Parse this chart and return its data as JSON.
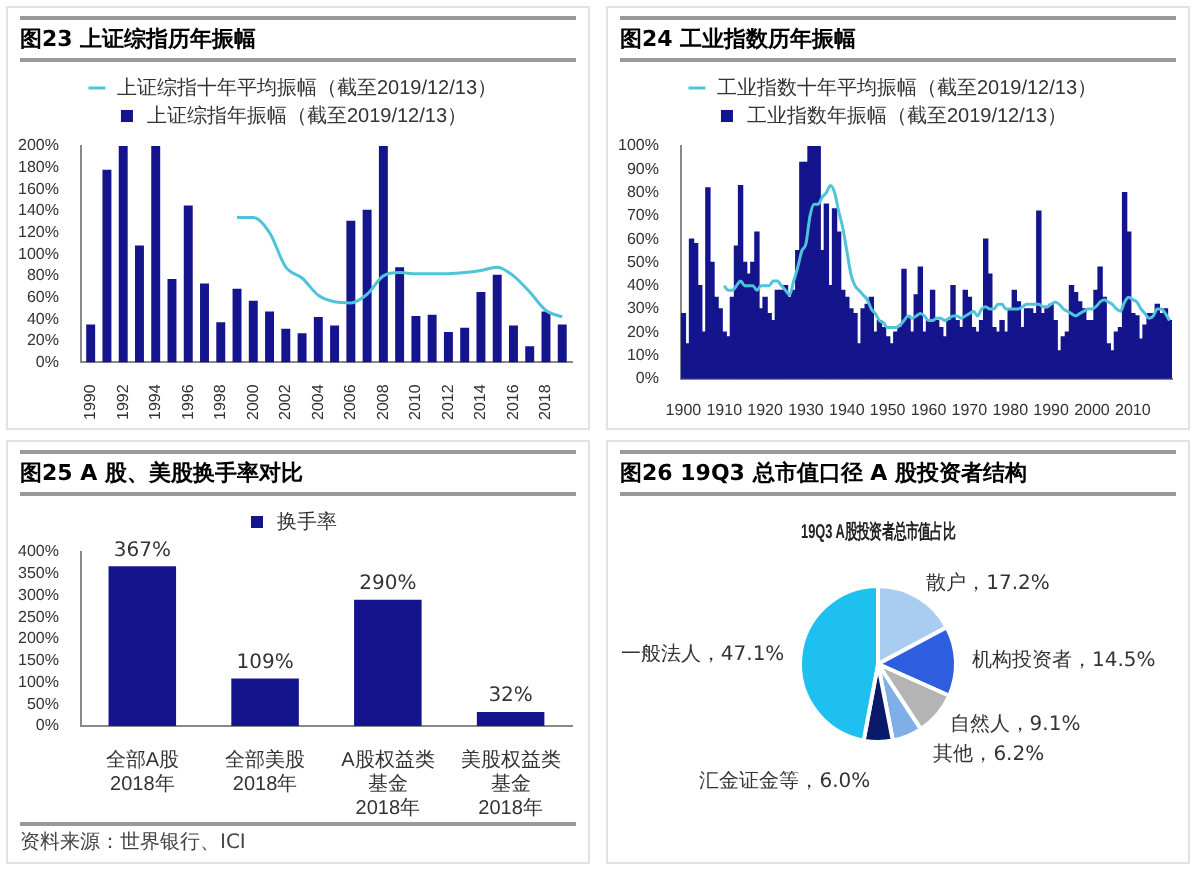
{
  "chart_data": [
    {
      "type": "bar",
      "title": "图23 上证综指历年振幅",
      "legend": "top",
      "grid": false,
      "xlim": [
        1989.4,
        2019.6
      ],
      "xticks": [
        1990,
        1992,
        1994,
        1996,
        1998,
        2000,
        2002,
        2004,
        2006,
        2008,
        2010,
        2012,
        2014,
        2016,
        2018
      ],
      "ylim": [
        0,
        200
      ],
      "yticks": [
        {
          "value": 0,
          "label": "0%"
        },
        {
          "value": 20,
          "label": "20%"
        },
        {
          "value": 40,
          "label": "40%"
        },
        {
          "value": 60,
          "label": "60%"
        },
        {
          "value": 80,
          "label": "80%"
        },
        {
          "value": 100,
          "label": "100%"
        },
        {
          "value": 120,
          "label": "120%"
        },
        {
          "value": 140,
          "label": "140%"
        },
        {
          "value": 160,
          "label": "160%"
        },
        {
          "value": 180,
          "label": "180%"
        },
        {
          "value": 200,
          "label": "200%"
        }
      ],
      "series": [
        {
          "name": "上证综指年振幅（截至2019/12/13）",
          "type": "bar",
          "color": "#14148c",
          "x": [
            1990,
            1991,
            1992,
            1993,
            1994,
            1995,
            1996,
            1997,
            1998,
            1999,
            2000,
            2001,
            2002,
            2003,
            2004,
            2005,
            2006,
            2007,
            2008,
            2009,
            2010,
            2011,
            2012,
            2013,
            2014,
            2015,
            2016,
            2017,
            2018,
            2019
          ],
          "values": [
            35,
            178,
            200,
            108,
            200,
            77,
            145,
            73,
            37,
            68,
            57,
            47,
            31,
            27,
            42,
            34,
            131,
            141,
            200,
            88,
            43,
            44,
            28,
            32,
            65,
            81,
            34,
            15,
            47,
            35
          ]
        },
        {
          "name": "上证综指十年平均振幅（截至2019/12/13）",
          "type": "line",
          "color": "#4fc3d9",
          "x": [
            1999,
            2000,
            2001,
            2002,
            2003,
            2004,
            2005,
            2006,
            2007,
            2008,
            2009,
            2010,
            2011,
            2012,
            2013,
            2014,
            2015,
            2016,
            2017,
            2018,
            2019
          ],
          "values": [
            134,
            134,
            120,
            88,
            78,
            62,
            56,
            55,
            63,
            80,
            83,
            82,
            82,
            82,
            83,
            85,
            88,
            80,
            65,
            48,
            42
          ]
        }
      ]
    },
    {
      "type": "bar",
      "title": "图24 工业指数历年振幅",
      "legend": "top",
      "grid": false,
      "xlim": [
        1899.4,
        2019.6
      ],
      "xticks": [
        1900,
        1910,
        1920,
        1930,
        1940,
        1950,
        1960,
        1970,
        1980,
        1990,
        2000,
        2010
      ],
      "ylim": [
        0,
        100
      ],
      "yticks": [
        {
          "value": 0,
          "label": "0%"
        },
        {
          "value": 10,
          "label": "10%"
        },
        {
          "value": 20,
          "label": "20%"
        },
        {
          "value": 30,
          "label": "30%"
        },
        {
          "value": 40,
          "label": "40%"
        },
        {
          "value": 50,
          "label": "50%"
        },
        {
          "value": 60,
          "label": "60%"
        },
        {
          "value": 70,
          "label": "70%"
        },
        {
          "value": 80,
          "label": "80%"
        },
        {
          "value": 90,
          "label": "90%"
        },
        {
          "value": 100,
          "label": "100%"
        }
      ],
      "series": [
        {
          "name": "工业指数年振幅（截至2019/12/13）",
          "type": "bar",
          "color": "#14148c",
          "x": [
            1900,
            1901,
            1902,
            1903,
            1904,
            1905,
            1906,
            1907,
            1908,
            1909,
            1910,
            1911,
            1912,
            1913,
            1914,
            1915,
            1916,
            1917,
            1918,
            1919,
            1920,
            1921,
            1922,
            1923,
            1924,
            1925,
            1926,
            1927,
            1928,
            1929,
            1930,
            1931,
            1932,
            1933,
            1934,
            1935,
            1936,
            1937,
            1938,
            1939,
            1940,
            1941,
            1942,
            1943,
            1944,
            1945,
            1946,
            1947,
            1948,
            1949,
            1950,
            1951,
            1952,
            1953,
            1954,
            1955,
            1956,
            1957,
            1958,
            1959,
            1960,
            1961,
            1962,
            1963,
            1964,
            1965,
            1966,
            1967,
            1968,
            1969,
            1970,
            1971,
            1972,
            1973,
            1974,
            1975,
            1976,
            1977,
            1978,
            1979,
            1980,
            1981,
            1982,
            1983,
            1984,
            1985,
            1986,
            1987,
            1988,
            1989,
            1990,
            1991,
            1992,
            1993,
            1994,
            1995,
            1996,
            1997,
            1998,
            1999,
            2000,
            2001,
            2002,
            2003,
            2004,
            2005,
            2006,
            2007,
            2008,
            2009,
            2010,
            2011,
            2012,
            2013,
            2014,
            2015,
            2016,
            2017,
            2018,
            2019
          ],
          "values": [
            28,
            15,
            60,
            58,
            40,
            20,
            82,
            50,
            35,
            30,
            20,
            18,
            35,
            57,
            83,
            50,
            45,
            50,
            63,
            30,
            35,
            28,
            25,
            38,
            38,
            40,
            35,
            38,
            55,
            93,
            93,
            100,
            100,
            100,
            55,
            75,
            40,
            73,
            63,
            38,
            35,
            30,
            28,
            15,
            30,
            32,
            35,
            20,
            25,
            22,
            18,
            15,
            20,
            22,
            47,
            27,
            20,
            36,
            48,
            20,
            25,
            38,
            25,
            22,
            18,
            25,
            40,
            25,
            22,
            38,
            35,
            22,
            20,
            25,
            60,
            45,
            22,
            20,
            25,
            20,
            30,
            38,
            33,
            22,
            30,
            30,
            28,
            72,
            28,
            30,
            32,
            25,
            12,
            18,
            20,
            40,
            37,
            33,
            30,
            25,
            25,
            38,
            48,
            35,
            15,
            12,
            20,
            22,
            80,
            63,
            28,
            27,
            17,
            23,
            28,
            28,
            32,
            28,
            30,
            25
          ]
        },
        {
          "name": "工业指数十年平均振幅（截至2019/12/13）",
          "type": "line",
          "color": "#4fc3d9",
          "x": [
            1910,
            1911,
            1912,
            1913,
            1914,
            1915,
            1916,
            1917,
            1918,
            1919,
            1920,
            1921,
            1922,
            1923,
            1924,
            1925,
            1926,
            1927,
            1928,
            1929,
            1930,
            1931,
            1932,
            1933,
            1934,
            1935,
            1936,
            1937,
            1938,
            1939,
            1940,
            1941,
            1942,
            1943,
            1944,
            1945,
            1946,
            1947,
            1948,
            1949,
            1950,
            1951,
            1952,
            1953,
            1954,
            1955,
            1956,
            1957,
            1958,
            1959,
            1960,
            1961,
            1962,
            1963,
            1964,
            1965,
            1966,
            1967,
            1968,
            1969,
            1970,
            1971,
            1972,
            1973,
            1974,
            1975,
            1976,
            1977,
            1978,
            1979,
            1980,
            1981,
            1982,
            1983,
            1984,
            1985,
            1986,
            1987,
            1988,
            1989,
            1990,
            1991,
            1992,
            1993,
            1994,
            1995,
            1996,
            1997,
            1998,
            1999,
            2000,
            2001,
            2002,
            2003,
            2004,
            2005,
            2006,
            2007,
            2008,
            2009,
            2010,
            2011,
            2012,
            2013,
            2014,
            2015,
            2016,
            2017,
            2018,
            2019
          ],
          "values": [
            40,
            38,
            38,
            40,
            42,
            40,
            40,
            40,
            38,
            40,
            40,
            40,
            42,
            42,
            40,
            38,
            36,
            42,
            48,
            55,
            58,
            70,
            75,
            75,
            78,
            80,
            83,
            80,
            72,
            65,
            55,
            45,
            40,
            38,
            36,
            34,
            30,
            28,
            25,
            24,
            22,
            22,
            22,
            23,
            25,
            27,
            26,
            27,
            28,
            27,
            25,
            25,
            26,
            26,
            25,
            26,
            27,
            27,
            26,
            27,
            28,
            29,
            27,
            30,
            31,
            30,
            30,
            32,
            32,
            30,
            30,
            30,
            30,
            31,
            32,
            32,
            32,
            32,
            31,
            31,
            32,
            33,
            32,
            30,
            29,
            28,
            27,
            28,
            29,
            30,
            30,
            31,
            33,
            34,
            33,
            32,
            30,
            29,
            33,
            35,
            34,
            33,
            30,
            28,
            26,
            27,
            30,
            30,
            28,
            25
          ]
        }
      ]
    },
    {
      "type": "bar",
      "title": "图25 A 股、美股换手率对比",
      "legend": "top",
      "grid": false,
      "categories": [
        "全部A股\n2018年",
        "全部美股\n2018年",
        "A股权益类基金\n2018年",
        "美股权益类基金\n2018年"
      ],
      "ylim": [
        0,
        400
      ],
      "yticks": [
        {
          "value": 0,
          "label": "0%"
        },
        {
          "value": 50,
          "label": "50%"
        },
        {
          "value": 100,
          "label": "100%"
        },
        {
          "value": 150,
          "label": "150%"
        },
        {
          "value": 200,
          "label": "200%"
        },
        {
          "value": 250,
          "label": "250%"
        },
        {
          "value": 300,
          "label": "300%"
        },
        {
          "value": 350,
          "label": "350%"
        },
        {
          "value": 400,
          "label": "400%"
        }
      ],
      "series": [
        {
          "name": "换手率",
          "color": "#14148c",
          "values": [
            367,
            109,
            290,
            32
          ],
          "value_labels": [
            "367%",
            "109%",
            "290%",
            "32%"
          ]
        }
      ],
      "annotations": [
        "资料来源：世界银行、ICI"
      ]
    },
    {
      "type": "pie",
      "title": "图26 19Q3 总市值口径 A 股投资者结构",
      "subtitle": "19Q3 A股投资者总市值占比",
      "legend": false,
      "categories": [
        "散户",
        "机构投资者",
        "自然人",
        "其他",
        "汇金证金等",
        "一般法人"
      ],
      "values": [
        17.2,
        14.5,
        9.1,
        6.2,
        6.0,
        47.1
      ],
      "value_labels": [
        "17.2%",
        "14.5%",
        "9.1%",
        "6.2%",
        "6.0%",
        "47.1%"
      ],
      "colors": [
        "#a9cdf0",
        "#2f5de0",
        "#b4b4b4",
        "#80aee6",
        "#0a1a6b",
        "#1ec0ef"
      ]
    }
  ]
}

DO THIS:
Read through the lines above and collect those that contain the string "name".

ANSWER FOR THE TASK:
          "name": "上证综指年振幅（截至2019/12/13）",
          "name": "上证综指十年平均振幅（截至2019/12/13）",
          "name": "工业指数年振幅（截至2019/12/13）",
          "name": "工业指数十年平均振幅（截至2019/12/13）",
          "name": "换手率",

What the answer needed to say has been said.